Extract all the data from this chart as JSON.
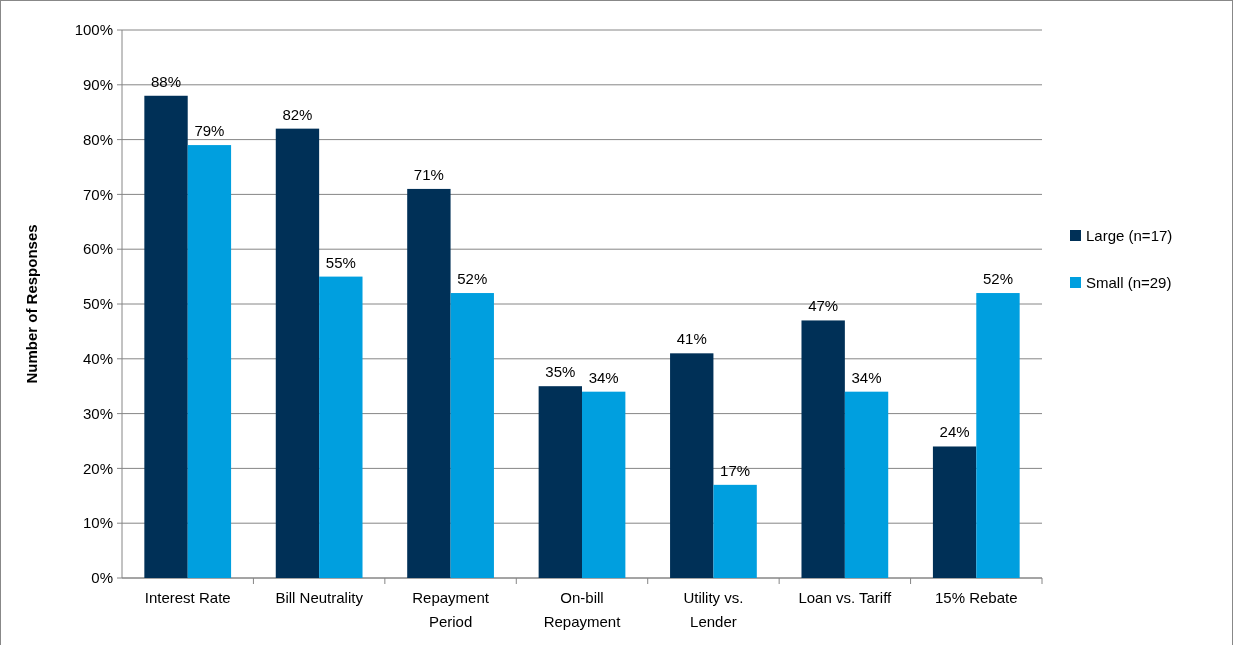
{
  "chart_data": {
    "type": "bar",
    "ylabel": "Number of Responses",
    "categories": [
      "Interest Rate",
      "Bill Neutrality",
      "Repayment Period",
      "On-bill Repayment",
      "Utility vs. Lender",
      "Loan vs. Tariff",
      "15% Rebate"
    ],
    "series": [
      {
        "name": "Large (n=17)",
        "color": "#003057",
        "values": [
          88,
          82,
          71,
          35,
          41,
          47,
          24
        ],
        "value_labels": [
          "88%",
          "82%",
          "71%",
          "35%",
          "41%",
          "47%",
          "24%"
        ]
      },
      {
        "name": "Small (n=29)",
        "color": "#009fdf",
        "values": [
          79,
          55,
          52,
          34,
          17,
          34,
          52
        ],
        "value_labels": [
          "79%",
          "55%",
          "52%",
          "34%",
          "17%",
          "34%",
          "52%"
        ]
      }
    ],
    "ylim": [
      0,
      100
    ],
    "yticks": [
      {
        "value": 0,
        "label": "0%"
      },
      {
        "value": 10,
        "label": "10%"
      },
      {
        "value": 20,
        "label": "20%"
      },
      {
        "value": 30,
        "label": "30%"
      },
      {
        "value": 40,
        "label": "40%"
      },
      {
        "value": 50,
        "label": "50%"
      },
      {
        "value": 60,
        "label": "60%"
      },
      {
        "value": 70,
        "label": "70%"
      },
      {
        "value": 80,
        "label": "80%"
      },
      {
        "value": 90,
        "label": "90%"
      },
      {
        "value": 100,
        "label": "100%"
      }
    ],
    "grid": "y",
    "legend": "right"
  }
}
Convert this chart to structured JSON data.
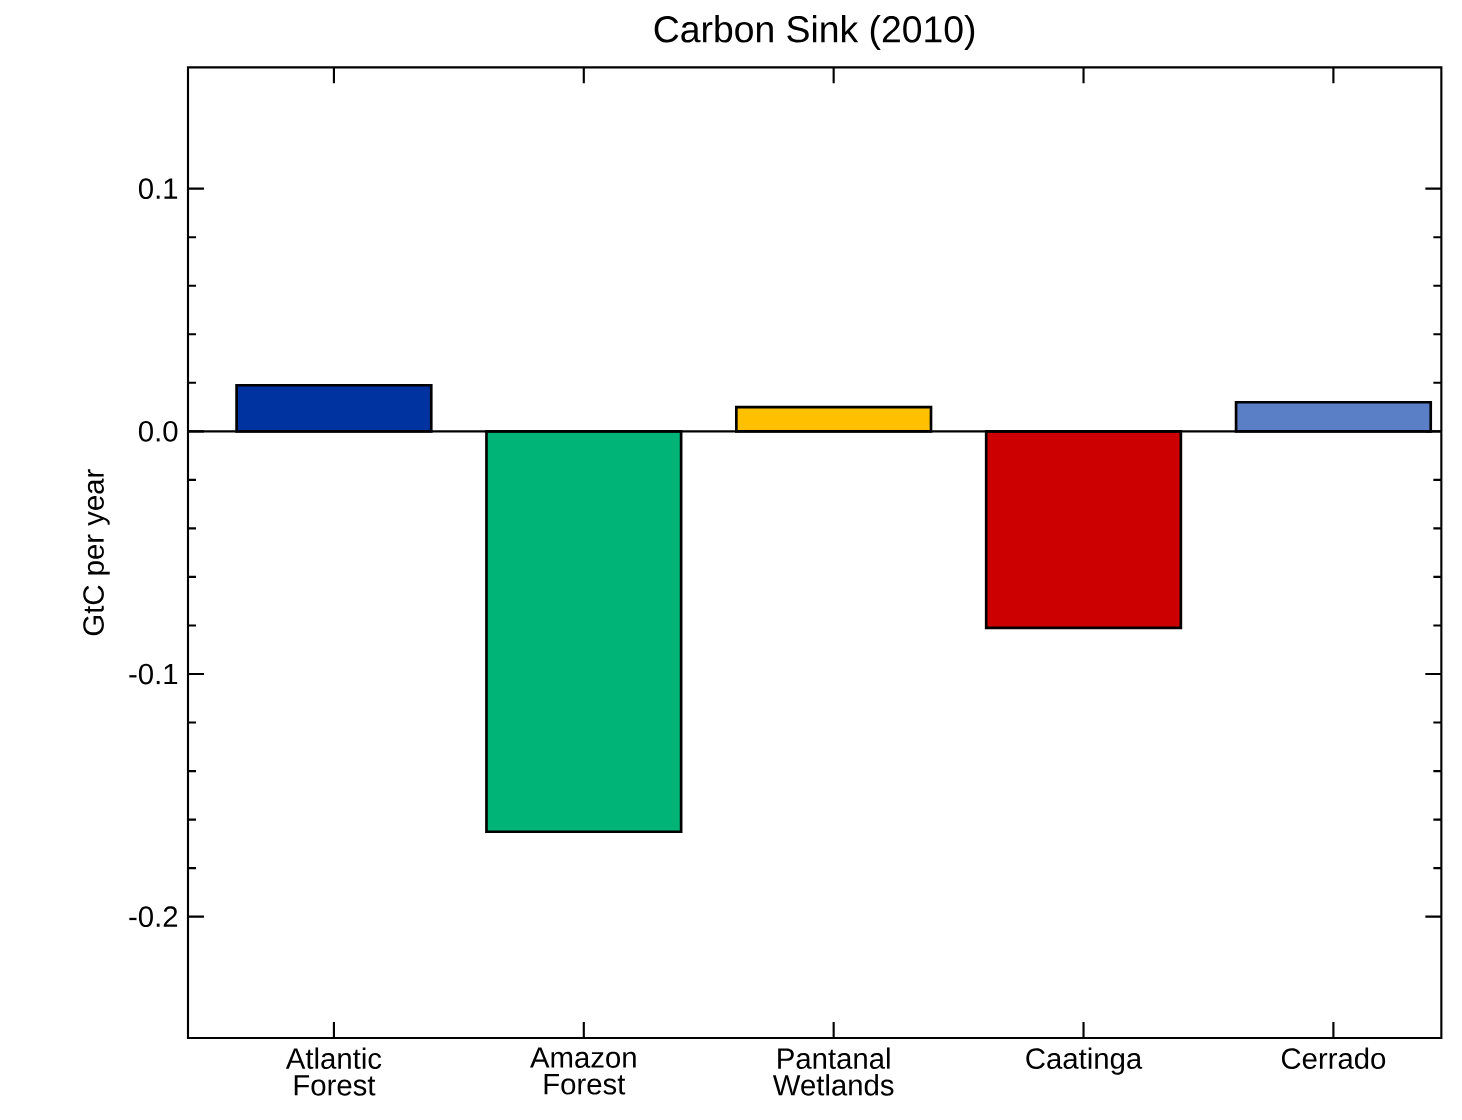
{
  "chart_data": {
    "type": "bar",
    "title": "Carbon Sink (2010)",
    "ylabel": "GtC per year",
    "categories": [
      "Atlantic Forest",
      "Amazon Forest",
      "Pantanal Wetlands",
      "Caatinga",
      "Cerrado"
    ],
    "values": [
      0.019,
      -0.165,
      0.01,
      -0.081,
      0.012
    ],
    "colors": [
      "#0033a0",
      "#00b377",
      "#ffc000",
      "#cc0000",
      "#5a7fc6"
    ],
    "ylim": [
      -0.25,
      0.15
    ],
    "yticks": [
      -0.2,
      -0.1,
      {
        "value": 0,
        "label": "0.0"
      },
      0.1
    ]
  }
}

-------------------------

**What is asked**
Leave out the pictures and repeat everything else in the records exactly.

**Solution to this task**
Extract all the data from this chart as JSON.
{
  "chart_data": {
    "type": "bar",
    "ylabel": "Number of Responses",
    "categories": [
      "Interest Rate",
      "Bill Neutrality",
      "Repayment Period",
      "On-bill Repayment",
      "Utility vs. Lender",
      "Loan vs. Tariff",
      "15% Rebate"
    ],
    "series": [
      {
        "name": "Large (n=17)",
        "color": "#003057",
        "values": [
          88,
          82,
          71,
          35,
          41,
          47,
          24
        ],
        "value_labels": [
          "88%",
          "82%",
          "71%",
          "35%",
          "41%",
          "47%",
          "24%"
        ]
      },
      {
        "name": "Small (n=29)",
        "color": "#009fdf",
        "values": [
          79,
          55,
          52,
          34,
          17,
          34,
          52
        ],
        "value_labels": [
          "79%",
          "55%",
          "52%",
          "34%",
          "17%",
          "34%",
          "52%"
        ]
      }
    ],
    "ylim": [
      0,
      100
    ],
    "yticks": [
      {
        "value": 0,
        "label": "0%"
      },
      {
        "value": 10,
        "label": "10%"
      },
      {
        "value": 20,
        "label": "20%"
      },
      {
        "value": 30,
        "label": "30%"
      },
      {
        "value": 40,
        "label": "40%"
      },
      {
        "value": 50,
        "label": "50%"
      },
      {
        "value": 60,
        "label": "60%"
      },
      {
        "value": 70,
        "label": "70%"
      },
      {
        "value": 80,
        "label": "80%"
      },
      {
        "value": 90,
        "label": "90%"
      },
      {
        "value": 100,
        "label": "100%"
      }
    ],
    "grid": "y",
    "legend": "right"
  }
}
Convert this chart to structured JSON data.
{
  "chart_data": {
    "type": "bar",
    "title": "Carbon Sink (2010)",
    "ylabel": "GtC per year",
    "categories": [
      "Atlantic Forest",
      "Amazon Forest",
      "Pantanal Wetlands",
      "Caatinga",
      "Cerrado"
    ],
    "values": [
      0.019,
      -0.165,
      0.01,
      -0.081,
      0.012
    ],
    "colors": [
      "#0033a0",
      "#00b377",
      "#ffc000",
      "#cc0000",
      "#5a7fc6"
    ],
    "ylim": [
      -0.25,
      0.15
    ],
    "yticks": [
      -0.2,
      -0.1,
      {
        "value": 0,
        "label": "0.0"
      },
      0.1
    ]
  }
}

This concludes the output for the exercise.